(Figure data in JSON)
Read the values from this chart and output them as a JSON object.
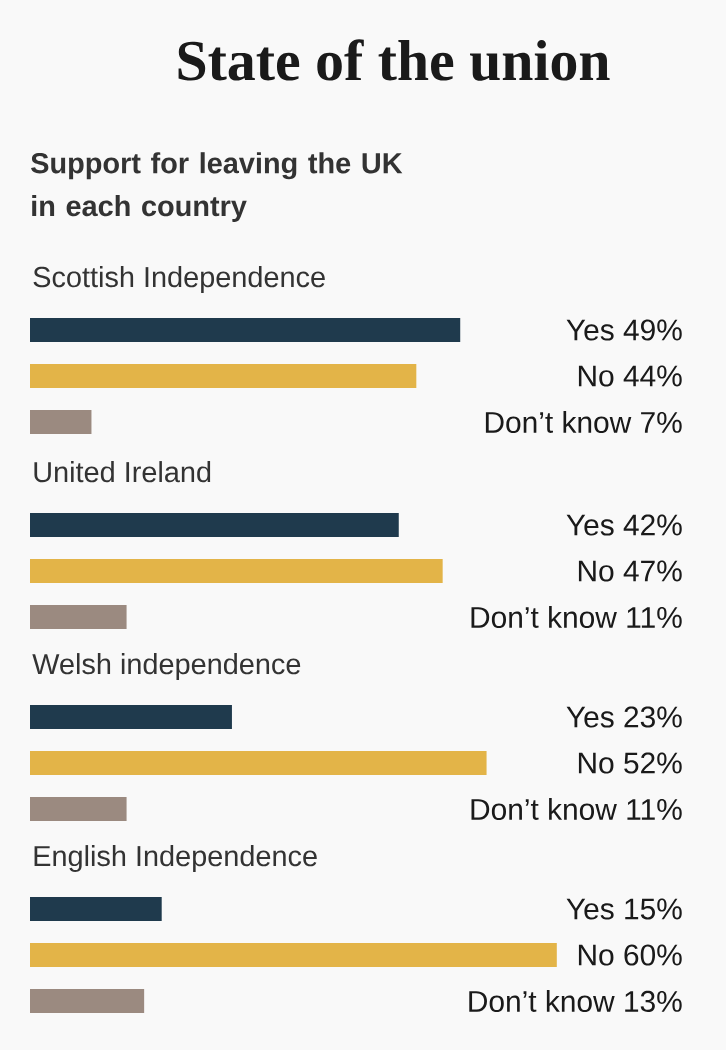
{
  "chart_data": [
    {
      "type": "bar",
      "orientation": "horizontal",
      "title": "State of the union",
      "subtitle": "Support for leaving the UK in each country",
      "xlabel": "Scottish Independence",
      "categories": [
        null,
        null,
        null
      ],
      "values": [
        49,
        44,
        7
      ],
      "value_labels": [
        "Yes 49%",
        "No 44%",
        "Don’t know 7%"
      ],
      "colors": [
        "#1f3a4d",
        "#e3b448",
        "#9b8a80"
      ]
    },
    {
      "type": "bar",
      "orientation": "horizontal",
      "xlabel": "United Ireland",
      "categories": [
        null,
        null,
        null
      ],
      "values": [
        42,
        47,
        11
      ],
      "value_labels": [
        "Yes 42%",
        "No 47%",
        "Don’t know 11%"
      ],
      "colors": [
        "#1f3a4d",
        "#e3b448",
        "#9b8a80"
      ]
    },
    {
      "type": "bar",
      "orientation": "horizontal",
      "xlabel": "Welsh independence",
      "categories": [
        null,
        null,
        null
      ],
      "values": [
        23,
        52,
        11
      ],
      "value_labels": [
        "Yes 23%",
        "No 52%",
        "Don’t know 11%"
      ],
      "colors": [
        "#1f3a4d",
        "#e3b448",
        "#9b8a80"
      ]
    },
    {
      "type": "bar",
      "orientation": "horizontal",
      "xlabel": "English Independence",
      "categories": [
        null,
        null,
        null
      ],
      "values": [
        15,
        60,
        13
      ],
      "value_labels": [
        "Yes 15%",
        "No 60%",
        "Don’t know 13%"
      ],
      "colors": [
        "#1f3a4d",
        "#e3b448",
        "#9b8a80"
      ]
    }
  ]
}
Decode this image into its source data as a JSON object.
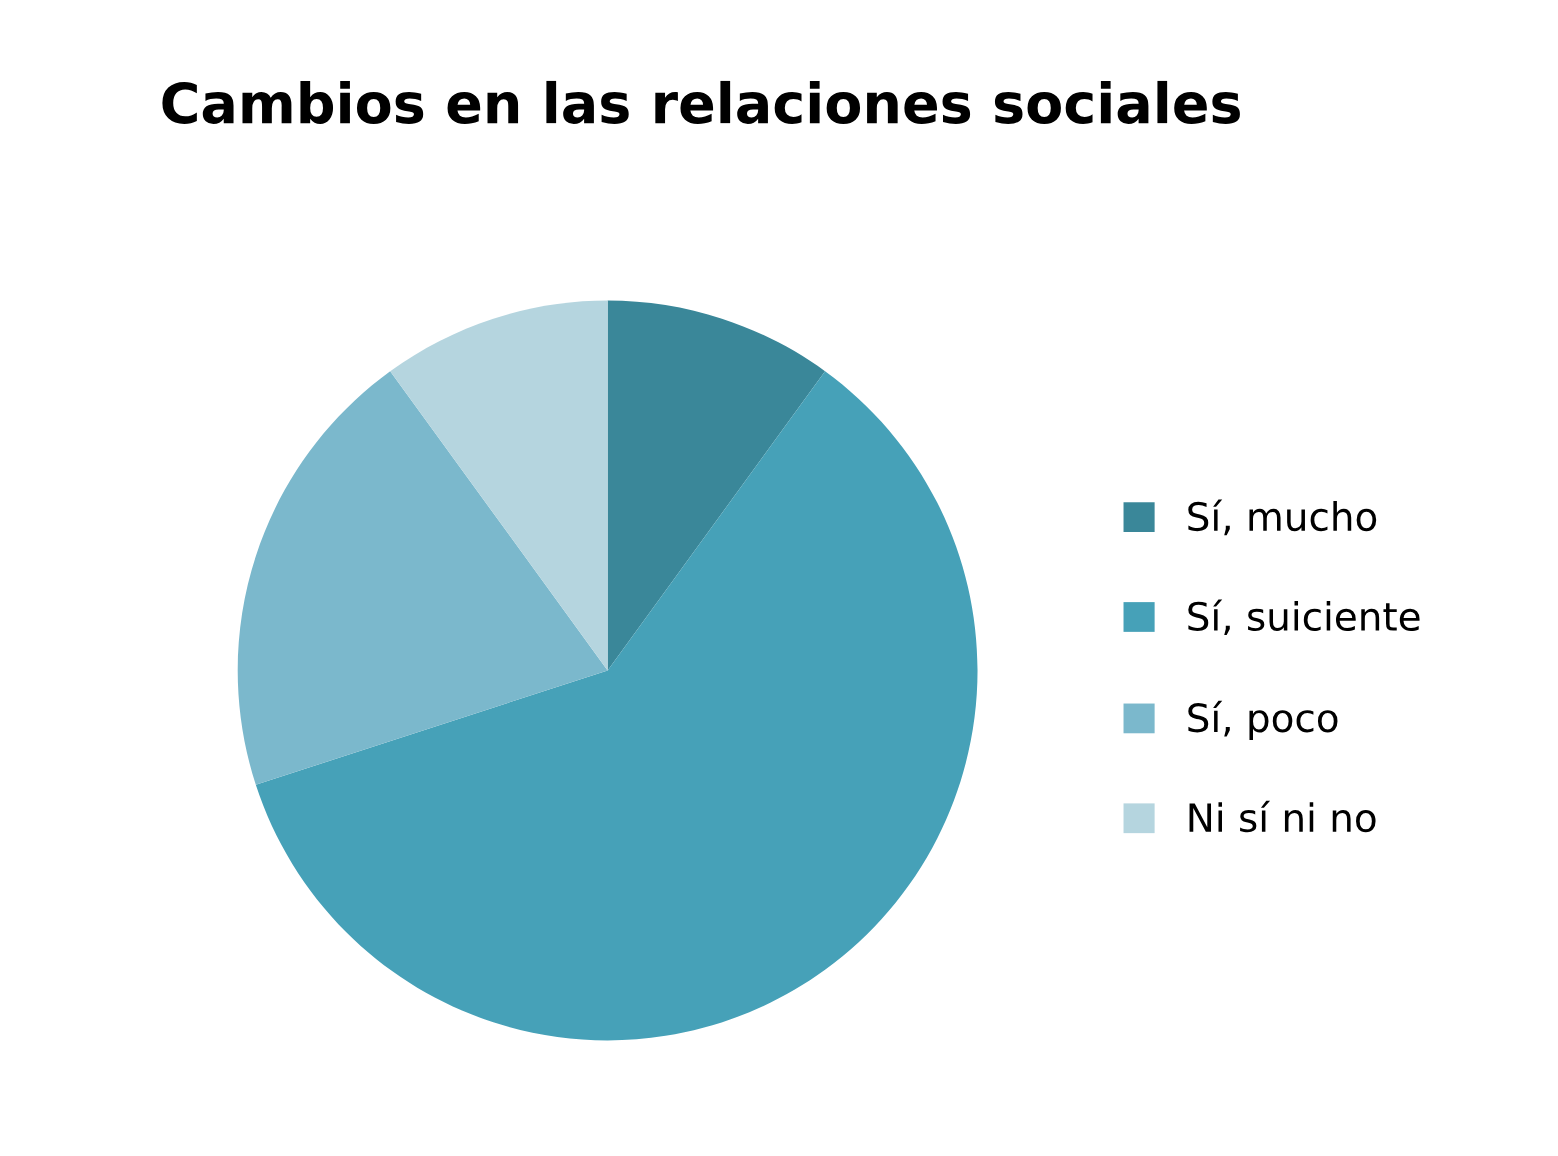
{
  "chart_data": {
    "type": "pie",
    "title": "Cambios en las relaciones sociales",
    "categories": [
      "Sí, mucho",
      "Sí, suiciente",
      "Sí, poco",
      "Ni sí ni no"
    ],
    "values": [
      10,
      60,
      20,
      10
    ],
    "colors": [
      "#3a8799",
      "#46a1b8",
      "#7bb8cc",
      "#b5d5df"
    ],
    "legend": "right"
  }
}
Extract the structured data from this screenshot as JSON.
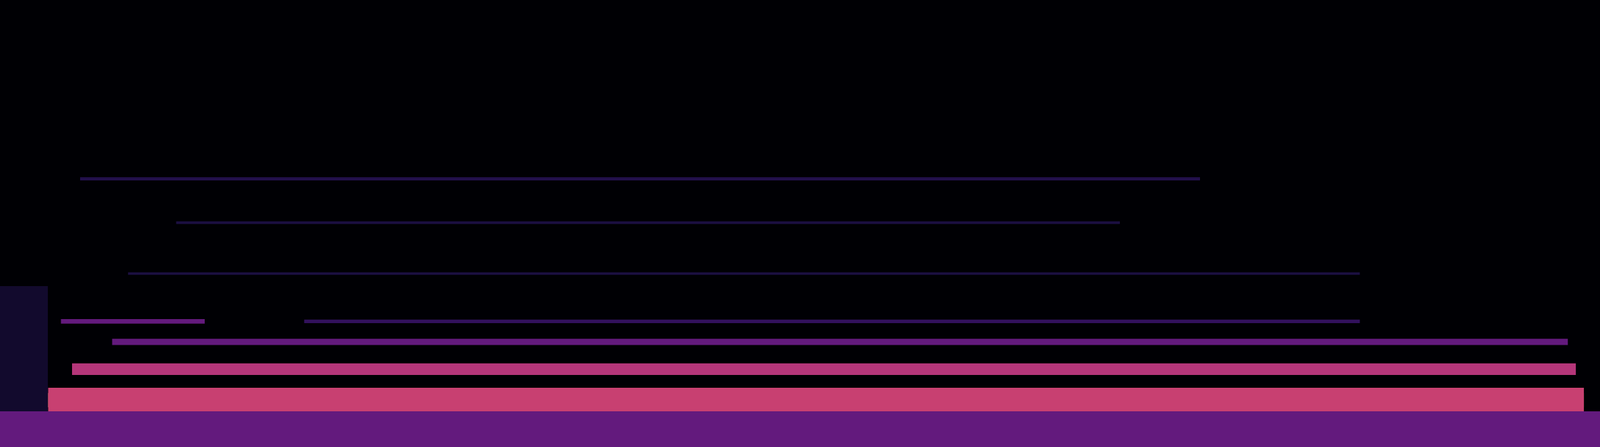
{
  "chart_data": {
    "type": "spectrogram",
    "xlim": [
      0,
      100
    ],
    "ylim": [
      0,
      100
    ],
    "tick_labels": false,
    "grid": false,
    "color_range": [
      0,
      1
    ],
    "bands": [
      {
        "x": [
          0,
          100
        ],
        "y": 4,
        "height": 8,
        "value": 0.3
      },
      {
        "x": [
          0,
          3
        ],
        "y": 22,
        "height": 28,
        "value": 0.08
      },
      {
        "x": [
          3,
          99
        ],
        "y": 10.5,
        "height": 5.5,
        "value": 0.55
      },
      {
        "x": [
          3,
          99
        ],
        "y": 10.5,
        "height": 3.2,
        "value": 0.85
      },
      {
        "x": [
          4.5,
          98.5
        ],
        "y": 17.4,
        "height": 2.6,
        "value": 0.5
      },
      {
        "x": [
          7,
          98
        ],
        "y": 23.5,
        "height": 1.4,
        "value": 0.3
      },
      {
        "x": [
          3.8,
          12.8
        ],
        "y": 28.1,
        "height": 1.0,
        "value": 0.3
      },
      {
        "x": [
          19,
          85
        ],
        "y": 28.1,
        "height": 0.8,
        "value": 0.18
      },
      {
        "x": [
          8,
          85
        ],
        "y": 38.8,
        "height": 0.6,
        "value": 0.12
      },
      {
        "x": [
          11,
          70
        ],
        "y": 50.2,
        "height": 0.6,
        "value": 0.12
      },
      {
        "x": [
          5,
          75
        ],
        "y": 60,
        "height": 0.7,
        "value": 0.14
      }
    ]
  }
}
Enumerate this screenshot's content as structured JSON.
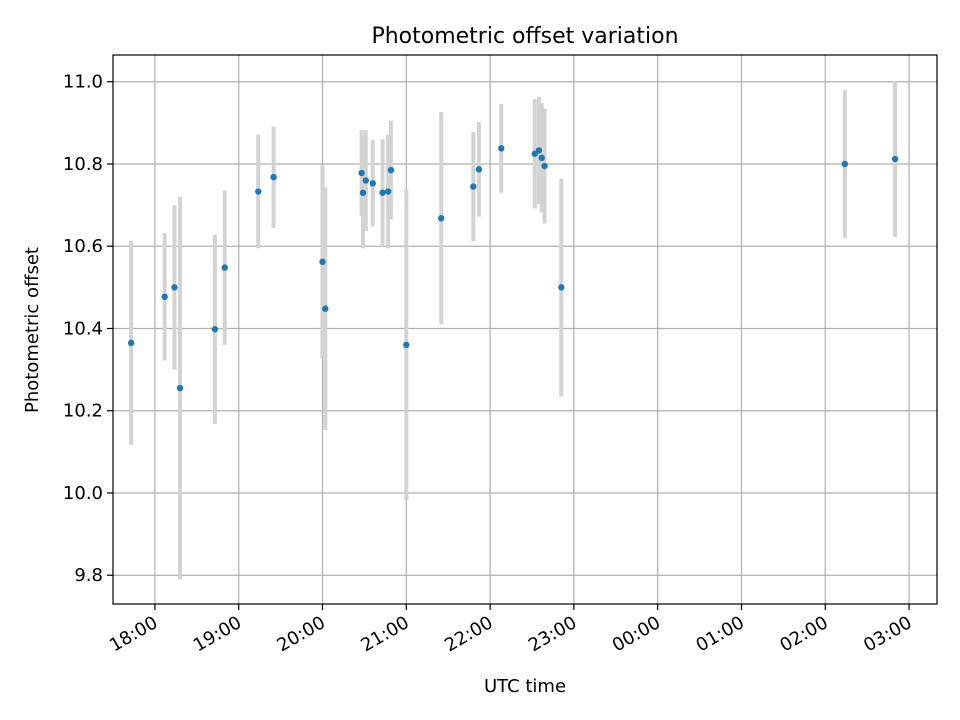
{
  "chart_data": {
    "type": "scatter",
    "title": "Photometric offset variation",
    "xlabel": "UTC time",
    "ylabel": "Photometric offset",
    "xlim": [
      "17:30",
      "03:20"
    ],
    "ylim": [
      9.73,
      11.065
    ],
    "grid": true,
    "x_ticks": [
      "18:00",
      "19:00",
      "20:00",
      "21:00",
      "22:00",
      "23:00",
      "00:00",
      "01:00",
      "02:00",
      "03:00"
    ],
    "y_ticks": [
      9.8,
      10.0,
      10.2,
      10.4,
      10.6,
      10.8,
      11.0
    ],
    "y_tick_labels": [
      "9.8",
      "10.0",
      "10.2",
      "10.4",
      "10.6",
      "10.8",
      "11.0"
    ],
    "colors": {
      "point": "#1f77b4",
      "errorbar": "#d3d3d3",
      "grid": "#b0b0b0"
    },
    "points": [
      {
        "x": "17:43",
        "y": 10.365,
        "err": 0.248
      },
      {
        "x": "18:07",
        "y": 10.477,
        "err": 0.155
      },
      {
        "x": "18:14",
        "y": 10.5,
        "err": 0.2
      },
      {
        "x": "18:18",
        "y": 10.255,
        "err": 0.465
      },
      {
        "x": "18:43",
        "y": 10.398,
        "err": 0.23
      },
      {
        "x": "18:50",
        "y": 10.548,
        "err": 0.188
      },
      {
        "x": "19:14",
        "y": 10.733,
        "err": 0.138
      },
      {
        "x": "19:25",
        "y": 10.768,
        "err": 0.123
      },
      {
        "x": "20:00",
        "y": 10.562,
        "err": 0.235
      },
      {
        "x": "20:02",
        "y": 10.448,
        "err": 0.295
      },
      {
        "x": "20:28",
        "y": 10.778,
        "err": 0.105
      },
      {
        "x": "20:29",
        "y": 10.73,
        "err": 0.135
      },
      {
        "x": "20:31",
        "y": 10.76,
        "err": 0.123
      },
      {
        "x": "20:36",
        "y": 10.753,
        "err": 0.105
      },
      {
        "x": "20:43",
        "y": 10.73,
        "err": 0.13
      },
      {
        "x": "20:47",
        "y": 10.733,
        "err": 0.138
      },
      {
        "x": "20:49",
        "y": 10.785,
        "err": 0.12
      },
      {
        "x": "21:00",
        "y": 10.36,
        "err": 0.378
      },
      {
        "x": "21:25",
        "y": 10.668,
        "err": 0.258
      },
      {
        "x": "21:48",
        "y": 10.745,
        "err": 0.133
      },
      {
        "x": "21:52",
        "y": 10.787,
        "err": 0.115
      },
      {
        "x": "22:08",
        "y": 10.838,
        "err": 0.108
      },
      {
        "x": "22:32",
        "y": 10.825,
        "err": 0.133
      },
      {
        "x": "22:35",
        "y": 10.833,
        "err": 0.13
      },
      {
        "x": "22:37",
        "y": 10.815,
        "err": 0.133
      },
      {
        "x": "22:39",
        "y": 10.795,
        "err": 0.14
      },
      {
        "x": "22:51",
        "y": 10.5,
        "err": 0.265
      },
      {
        "x": "02:14",
        "y": 10.8,
        "err": 0.18
      },
      {
        "x": "02:50",
        "y": 10.812,
        "err": 0.19
      }
    ]
  }
}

■ Goal:
Where a line holds "from", copy that line.

■ Response to this task:
Read the values from this chart and output them as a JSON object.
Extract the structured data from this screenshot as JSON.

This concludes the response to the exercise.